(Dataset entries on figures)
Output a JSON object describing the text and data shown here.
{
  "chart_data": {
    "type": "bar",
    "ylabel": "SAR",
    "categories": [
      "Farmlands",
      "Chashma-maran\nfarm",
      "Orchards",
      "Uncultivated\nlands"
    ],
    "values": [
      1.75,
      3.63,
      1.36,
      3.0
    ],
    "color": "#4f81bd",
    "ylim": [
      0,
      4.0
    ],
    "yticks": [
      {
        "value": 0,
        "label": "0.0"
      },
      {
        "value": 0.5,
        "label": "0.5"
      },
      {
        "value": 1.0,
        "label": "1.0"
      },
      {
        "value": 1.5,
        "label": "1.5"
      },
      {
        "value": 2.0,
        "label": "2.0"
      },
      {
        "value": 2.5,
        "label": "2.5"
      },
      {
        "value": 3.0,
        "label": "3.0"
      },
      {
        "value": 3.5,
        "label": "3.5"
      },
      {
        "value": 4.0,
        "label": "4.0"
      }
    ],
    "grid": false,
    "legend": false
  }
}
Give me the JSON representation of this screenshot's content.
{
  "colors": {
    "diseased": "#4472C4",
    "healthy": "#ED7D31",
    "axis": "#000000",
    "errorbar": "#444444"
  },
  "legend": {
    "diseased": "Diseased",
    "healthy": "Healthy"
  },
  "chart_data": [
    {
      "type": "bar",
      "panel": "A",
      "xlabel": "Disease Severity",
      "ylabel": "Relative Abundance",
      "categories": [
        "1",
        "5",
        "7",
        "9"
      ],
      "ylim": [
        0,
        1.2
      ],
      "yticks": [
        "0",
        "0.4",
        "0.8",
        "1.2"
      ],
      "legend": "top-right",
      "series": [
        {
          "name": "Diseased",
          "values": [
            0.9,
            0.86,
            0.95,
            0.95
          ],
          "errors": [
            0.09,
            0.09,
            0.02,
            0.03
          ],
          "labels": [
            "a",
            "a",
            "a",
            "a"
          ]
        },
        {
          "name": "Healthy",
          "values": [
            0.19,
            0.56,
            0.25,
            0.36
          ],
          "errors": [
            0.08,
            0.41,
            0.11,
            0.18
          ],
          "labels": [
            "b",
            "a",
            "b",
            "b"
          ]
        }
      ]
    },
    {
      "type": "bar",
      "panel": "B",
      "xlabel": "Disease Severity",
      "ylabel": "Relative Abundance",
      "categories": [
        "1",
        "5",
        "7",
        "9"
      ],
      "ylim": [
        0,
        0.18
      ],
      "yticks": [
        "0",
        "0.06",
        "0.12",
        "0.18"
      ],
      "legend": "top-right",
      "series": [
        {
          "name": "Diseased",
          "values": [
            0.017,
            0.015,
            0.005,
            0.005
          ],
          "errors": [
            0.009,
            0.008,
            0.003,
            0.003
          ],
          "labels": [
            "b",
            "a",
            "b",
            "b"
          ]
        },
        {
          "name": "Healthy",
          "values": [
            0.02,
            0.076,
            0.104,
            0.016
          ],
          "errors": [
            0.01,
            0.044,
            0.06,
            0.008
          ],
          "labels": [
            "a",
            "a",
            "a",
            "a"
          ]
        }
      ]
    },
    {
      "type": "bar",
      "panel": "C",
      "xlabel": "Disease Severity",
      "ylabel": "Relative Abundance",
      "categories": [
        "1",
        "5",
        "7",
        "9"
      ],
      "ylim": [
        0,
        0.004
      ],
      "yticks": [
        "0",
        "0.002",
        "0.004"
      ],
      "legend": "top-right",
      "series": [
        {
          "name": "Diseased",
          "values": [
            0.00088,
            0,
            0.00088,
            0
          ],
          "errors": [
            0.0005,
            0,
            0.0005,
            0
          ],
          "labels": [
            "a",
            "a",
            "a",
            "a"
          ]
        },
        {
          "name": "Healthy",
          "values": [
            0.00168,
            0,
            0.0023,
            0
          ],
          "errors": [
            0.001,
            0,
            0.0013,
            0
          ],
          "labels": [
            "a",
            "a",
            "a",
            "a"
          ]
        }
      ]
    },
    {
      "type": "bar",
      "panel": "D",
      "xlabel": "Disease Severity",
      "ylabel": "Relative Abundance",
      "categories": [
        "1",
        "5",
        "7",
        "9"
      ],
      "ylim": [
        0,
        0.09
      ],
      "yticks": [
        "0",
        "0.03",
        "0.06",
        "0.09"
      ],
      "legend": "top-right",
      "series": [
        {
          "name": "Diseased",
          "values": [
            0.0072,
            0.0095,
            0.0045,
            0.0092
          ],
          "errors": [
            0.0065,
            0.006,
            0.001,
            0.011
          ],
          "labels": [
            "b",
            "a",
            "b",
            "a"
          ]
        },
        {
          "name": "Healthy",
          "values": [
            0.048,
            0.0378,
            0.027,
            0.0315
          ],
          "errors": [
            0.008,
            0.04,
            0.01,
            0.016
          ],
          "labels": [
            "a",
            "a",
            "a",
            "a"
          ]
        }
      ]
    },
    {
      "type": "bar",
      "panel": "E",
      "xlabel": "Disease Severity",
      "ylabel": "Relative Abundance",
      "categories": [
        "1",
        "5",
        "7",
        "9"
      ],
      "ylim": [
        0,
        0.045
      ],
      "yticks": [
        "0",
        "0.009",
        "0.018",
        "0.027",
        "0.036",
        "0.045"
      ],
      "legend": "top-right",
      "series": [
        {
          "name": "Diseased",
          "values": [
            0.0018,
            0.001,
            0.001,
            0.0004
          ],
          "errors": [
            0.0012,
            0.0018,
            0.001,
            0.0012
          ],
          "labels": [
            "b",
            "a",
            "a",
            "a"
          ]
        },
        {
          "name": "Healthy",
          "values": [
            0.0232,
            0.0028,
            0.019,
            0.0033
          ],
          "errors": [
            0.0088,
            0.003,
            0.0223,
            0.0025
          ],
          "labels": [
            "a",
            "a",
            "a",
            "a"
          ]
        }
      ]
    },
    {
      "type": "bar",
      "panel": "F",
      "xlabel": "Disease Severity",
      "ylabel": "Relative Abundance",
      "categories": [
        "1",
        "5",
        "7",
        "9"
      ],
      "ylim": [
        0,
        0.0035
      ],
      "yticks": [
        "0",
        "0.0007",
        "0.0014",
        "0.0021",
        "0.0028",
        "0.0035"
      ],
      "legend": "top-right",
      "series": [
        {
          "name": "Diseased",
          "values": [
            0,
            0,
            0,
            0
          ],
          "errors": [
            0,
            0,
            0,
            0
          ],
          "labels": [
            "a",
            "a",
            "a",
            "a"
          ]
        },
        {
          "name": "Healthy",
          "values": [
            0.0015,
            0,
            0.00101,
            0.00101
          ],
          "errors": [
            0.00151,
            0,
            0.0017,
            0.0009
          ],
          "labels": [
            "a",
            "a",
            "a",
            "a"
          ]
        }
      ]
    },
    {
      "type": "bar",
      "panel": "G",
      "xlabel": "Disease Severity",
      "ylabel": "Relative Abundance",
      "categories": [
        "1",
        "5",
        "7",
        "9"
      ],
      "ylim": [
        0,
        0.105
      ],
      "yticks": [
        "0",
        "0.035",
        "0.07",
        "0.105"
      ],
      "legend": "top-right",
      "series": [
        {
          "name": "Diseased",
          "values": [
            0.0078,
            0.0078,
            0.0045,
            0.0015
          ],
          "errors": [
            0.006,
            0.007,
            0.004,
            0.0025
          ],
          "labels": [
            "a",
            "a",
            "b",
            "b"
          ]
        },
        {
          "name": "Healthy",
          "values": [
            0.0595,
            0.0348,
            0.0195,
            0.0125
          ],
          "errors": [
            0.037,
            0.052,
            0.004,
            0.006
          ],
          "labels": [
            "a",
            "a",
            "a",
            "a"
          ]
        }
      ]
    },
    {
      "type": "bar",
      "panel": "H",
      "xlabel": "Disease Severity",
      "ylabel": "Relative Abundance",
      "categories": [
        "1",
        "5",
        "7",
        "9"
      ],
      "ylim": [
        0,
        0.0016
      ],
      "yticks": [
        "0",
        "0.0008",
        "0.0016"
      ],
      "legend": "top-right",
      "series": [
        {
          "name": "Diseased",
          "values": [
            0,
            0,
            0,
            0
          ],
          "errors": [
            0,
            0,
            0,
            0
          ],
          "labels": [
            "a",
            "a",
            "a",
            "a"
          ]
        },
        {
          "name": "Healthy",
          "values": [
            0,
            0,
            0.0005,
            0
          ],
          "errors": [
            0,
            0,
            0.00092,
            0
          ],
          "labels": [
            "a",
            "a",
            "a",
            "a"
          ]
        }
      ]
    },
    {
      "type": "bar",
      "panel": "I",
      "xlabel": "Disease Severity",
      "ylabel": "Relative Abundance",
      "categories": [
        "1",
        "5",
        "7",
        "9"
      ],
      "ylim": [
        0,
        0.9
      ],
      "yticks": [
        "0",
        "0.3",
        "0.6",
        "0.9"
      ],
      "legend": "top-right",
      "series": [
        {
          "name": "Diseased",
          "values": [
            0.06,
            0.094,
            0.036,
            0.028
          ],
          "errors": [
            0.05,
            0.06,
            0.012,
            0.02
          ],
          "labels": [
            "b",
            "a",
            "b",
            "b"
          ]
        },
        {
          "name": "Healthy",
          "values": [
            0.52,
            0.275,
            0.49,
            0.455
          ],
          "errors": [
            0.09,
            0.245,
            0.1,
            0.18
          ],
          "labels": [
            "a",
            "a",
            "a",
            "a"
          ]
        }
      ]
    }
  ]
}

Goal of the exercise:
Filter the records above for "JSON" and copy every matching line.

Finished exercise:
Output a JSON object describing the text and data shown here.
Give me the JSON representation of this screenshot's content.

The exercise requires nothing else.